Input material:
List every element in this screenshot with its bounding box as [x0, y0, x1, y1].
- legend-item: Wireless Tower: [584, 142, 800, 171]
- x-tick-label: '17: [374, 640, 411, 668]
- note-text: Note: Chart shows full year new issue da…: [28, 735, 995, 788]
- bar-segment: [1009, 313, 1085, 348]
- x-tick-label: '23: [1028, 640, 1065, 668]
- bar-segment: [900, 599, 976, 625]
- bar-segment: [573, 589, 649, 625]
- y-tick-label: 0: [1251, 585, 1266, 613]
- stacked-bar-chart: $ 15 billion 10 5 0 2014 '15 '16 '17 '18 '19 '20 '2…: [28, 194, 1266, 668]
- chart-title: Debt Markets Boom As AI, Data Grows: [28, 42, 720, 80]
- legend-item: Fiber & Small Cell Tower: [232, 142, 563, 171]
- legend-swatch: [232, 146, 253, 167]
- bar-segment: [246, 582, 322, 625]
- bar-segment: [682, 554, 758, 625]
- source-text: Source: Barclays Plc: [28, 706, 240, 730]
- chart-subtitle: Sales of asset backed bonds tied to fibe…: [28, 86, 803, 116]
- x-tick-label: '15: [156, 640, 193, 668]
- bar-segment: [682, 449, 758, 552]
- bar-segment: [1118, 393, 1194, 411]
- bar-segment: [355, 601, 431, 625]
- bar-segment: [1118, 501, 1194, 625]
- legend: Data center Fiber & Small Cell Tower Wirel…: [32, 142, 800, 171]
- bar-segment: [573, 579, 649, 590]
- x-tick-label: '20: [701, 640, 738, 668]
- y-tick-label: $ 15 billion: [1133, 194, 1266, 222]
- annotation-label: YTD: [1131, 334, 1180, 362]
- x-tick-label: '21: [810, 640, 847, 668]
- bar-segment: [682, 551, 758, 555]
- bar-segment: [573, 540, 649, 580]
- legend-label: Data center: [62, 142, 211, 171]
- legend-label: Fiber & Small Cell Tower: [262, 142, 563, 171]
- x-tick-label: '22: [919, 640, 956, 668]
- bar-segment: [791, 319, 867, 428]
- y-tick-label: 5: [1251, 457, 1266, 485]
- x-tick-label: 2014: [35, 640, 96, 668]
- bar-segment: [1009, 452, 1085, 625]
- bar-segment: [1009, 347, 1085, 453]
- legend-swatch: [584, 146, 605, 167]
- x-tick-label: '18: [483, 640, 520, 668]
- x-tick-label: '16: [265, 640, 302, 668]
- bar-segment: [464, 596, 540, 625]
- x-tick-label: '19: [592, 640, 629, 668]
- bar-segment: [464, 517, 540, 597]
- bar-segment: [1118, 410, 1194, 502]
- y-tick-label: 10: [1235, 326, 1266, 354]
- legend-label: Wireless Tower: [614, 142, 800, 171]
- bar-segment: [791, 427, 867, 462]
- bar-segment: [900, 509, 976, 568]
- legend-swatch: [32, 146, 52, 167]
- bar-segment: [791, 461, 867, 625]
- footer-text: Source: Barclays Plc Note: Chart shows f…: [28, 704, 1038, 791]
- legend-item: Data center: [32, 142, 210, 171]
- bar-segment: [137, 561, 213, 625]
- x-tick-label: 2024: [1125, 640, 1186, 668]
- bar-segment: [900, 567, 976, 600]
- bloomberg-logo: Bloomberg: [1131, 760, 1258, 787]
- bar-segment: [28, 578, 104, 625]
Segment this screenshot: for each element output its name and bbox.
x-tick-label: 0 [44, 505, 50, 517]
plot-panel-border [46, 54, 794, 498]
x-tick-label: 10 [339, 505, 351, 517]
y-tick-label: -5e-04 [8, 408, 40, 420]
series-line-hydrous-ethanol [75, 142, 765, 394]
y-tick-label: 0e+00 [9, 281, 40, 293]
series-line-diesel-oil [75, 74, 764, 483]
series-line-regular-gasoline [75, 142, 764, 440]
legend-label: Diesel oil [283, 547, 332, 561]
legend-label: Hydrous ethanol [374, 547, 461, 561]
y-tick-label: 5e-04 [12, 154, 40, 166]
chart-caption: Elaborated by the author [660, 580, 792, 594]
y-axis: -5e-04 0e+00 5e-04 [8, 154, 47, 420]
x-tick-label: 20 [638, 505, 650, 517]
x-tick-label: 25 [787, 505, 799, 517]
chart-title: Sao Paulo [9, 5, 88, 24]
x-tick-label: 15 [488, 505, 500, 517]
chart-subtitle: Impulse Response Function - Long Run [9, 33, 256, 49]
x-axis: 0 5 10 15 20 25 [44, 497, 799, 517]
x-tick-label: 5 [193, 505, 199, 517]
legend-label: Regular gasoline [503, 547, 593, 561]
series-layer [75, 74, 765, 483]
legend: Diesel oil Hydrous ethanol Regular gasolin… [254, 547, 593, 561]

Stated exercise:
Recast every line of the entries above as a Markdown table with two columns, "Row" and "Entry Line". Number the lines in order in the first column and omit blank lines.

Output for this exercise:
| Row | Entry Line |
|---|---|
| 1 | List every element in this screenshot with its bounding box as [x0, y0, x1, y1]. |
| 2 | - legend-item: Wireless Tower: [584, 142, 800, 171] |
| 3 | - x-tick-label: '17: [374, 640, 411, 668] |
| 4 | - note-text: Note: Chart shows full year new issue da…: [28, 735, 995, 788] |
| 5 | - bar-segment: [1009, 313, 1085, 348] |
| 6 | - x-tick-label: '23: [1028, 640, 1065, 668] |
| 7 | - bar-segment: [900, 599, 976, 625] |
| 8 | - bar-segment: [573, 589, 649, 625] |
| 9 | - y-tick-label: 0: [1251, 585, 1266, 613] |
| 10 | - stacked-bar-chart: $ 15 billion 10 5 0 2014 '15 '16 '17 '18 '19 '20 '2…: [28, 194, 1266, 668] |
| 11 | - chart-title: Debt Markets Boom As AI, Data Grows: [28, 42, 720, 80] |
| 12 | - legend-item: Fiber & Small Cell Tower: [232, 142, 563, 171] |
| 13 | - legend-swatch: [232, 146, 253, 167] |
| 14 | - bar-segment: [246, 582, 322, 625] |
| 15 | - bar-segment: [682, 554, 758, 625] |
| 16 | - source-text: Source: Barclays Plc: [28, 706, 240, 730] |
| 17 | - chart-subtitle: Sales of asset backed bonds tied to fibe…: [28, 86, 803, 116] |
| 18 | - x-tick-label: '15: [156, 640, 193, 668] |
| 19 | - bar-segment: [682, 449, 758, 552] |
| 20 | - bar-segment: [1118, 393, 1194, 411] |
| 21 | - bar-segment: [355, 601, 431, 625] |
| 22 | - bar-segment: [1118, 501, 1194, 625] |
| 23 | - legend: Data center Fiber & Small Cell Tower Wirel…: [32, 142, 800, 171] |
| 24 | - bar-segment: [573, 579, 649, 590] |
| 25 | - x-tick-label: '20: [701, 640, 738, 668] |
| 26 | - y-tick-label: $ 15 billion: [1133, 194, 1266, 222] |
| 27 | - annotation-label: YTD: [1131, 334, 1180, 362] |
| 28 | - x-tick-label: '21: [810, 640, 847, 668] |
| 29 | - bar-segment: [682, 551, 758, 555] |
| 30 | - bar-segment: [573, 540, 649, 580] |
| 31 | - legend-label: Data center: [62, 142, 211, 171] |
| 32 | - legend-label: Fiber & Small Cell Tower: [262, 142, 563, 171] |
| 33 | - x-tick-label: '22: [919, 640, 956, 668] |
| 34 | - bar-segment: [791, 319, 867, 428] |
| 35 | - y-tick-label: 5: [1251, 457, 1266, 485] |
| 36 | - x-tick-label: 2014: [35, 640, 96, 668] |
| 37 | - bar-segment: [1009, 452, 1085, 625] |
| 38 | - bar-segment: [1009, 347, 1085, 453] |
| 39 | - legend-swatch: [584, 146, 605, 167] |
| 40 | - x-tick-label: '18: [483, 640, 520, 668] |
| 41 | - x-tick-label: '16: [265, 640, 302, 668] |
| 42 | - bar-segment: [464, 596, 540, 625] |
| 43 | - x-tick-label: '19: [592, 640, 629, 668] |
| 44 | - bar-segment: [464, 517, 540, 597] |
| 45 | - bar-segment: [1118, 410, 1194, 502] |
| 46 | - y-tick-label: 10: [1235, 326, 1266, 354] |
| 47 | - legend-label: Wireless Tower: [614, 142, 800, 171] |
| 48 | - bar-segment: [791, 427, 867, 462] |
| 49 | - bar-segment: [900, 509, 976, 568] |
| 50 | - legend-swatch: [32, 146, 52, 167] |
| 51 | - bar-segment: [791, 461, 867, 625] |
| 52 | - footer-text: Source: Barclays Plc Note: Chart shows f…: [28, 704, 1038, 791] |
| 53 | - legend-item: Data center: [32, 142, 210, 171] |
| 54 | - bar-segment: [137, 561, 213, 625] |
| 55 | - x-tick-label: 2024: [1125, 640, 1186, 668] |
| 56 | - bar-segment: [900, 567, 976, 600] |
| 57 | - bloomberg-logo: Bloomberg: [1131, 760, 1258, 787] |
| 58 | - bar-segment: [28, 578, 104, 625] |
| 59 | Segment this screenshot: for each element output its name and bbox. |
| 60 | x-tick-label: 0 [44, 505, 50, 517] |
| 61 | plot-panel-border [46, 54, 794, 498] |
| 62 | x-tick-label: 10 [339, 505, 351, 517] |
| 63 | y-tick-label: -5e-04 [8, 408, 40, 420] |
| 64 | series-line-hydrous-ethanol [75, 142, 765, 394] |
| 65 | y-tick-label: 0e+00 [9, 281, 40, 293] |
| 66 | series-line-diesel-oil [75, 74, 764, 483] |
| 67 | series-line-regular-gasoline [75, 142, 764, 440] |
| 68 | legend-label: Diesel oil [283, 547, 332, 561] |
| 69 | legend-label: Hydrous ethanol [374, 547, 461, 561] |
| 70 | y-tick-label: 5e-04 [12, 154, 40, 166] |
| 71 | chart-caption: Elaborated by the author [660, 580, 792, 594] |
| 72 | y-axis: -5e-04 0e+00 5e-04 [8, 154, 47, 420] |
| 73 | x-tick-label: 20 [638, 505, 650, 517] |
| 74 | x-tick-label: 25 [787, 505, 799, 517] |
| 75 | chart-title: Sao Paulo [9, 5, 88, 24] |
| 76 | x-tick-label: 15 [488, 505, 500, 517] |
| 77 | chart-subtitle: Impulse Response Function - Long Run [9, 33, 256, 49] |
| 78 | x-axis: 0 5 10 15 20 25 [44, 497, 799, 517] |
| 79 | x-tick-label: 5 [193, 505, 199, 517] |
| 80 | legend-label: Regular gasoline [503, 547, 593, 561] |
| 81 | series-layer [75, 74, 765, 483] |
| 82 | legend: Diesel oil Hydrous ethanol Regular gasolin… [254, 547, 593, 561] |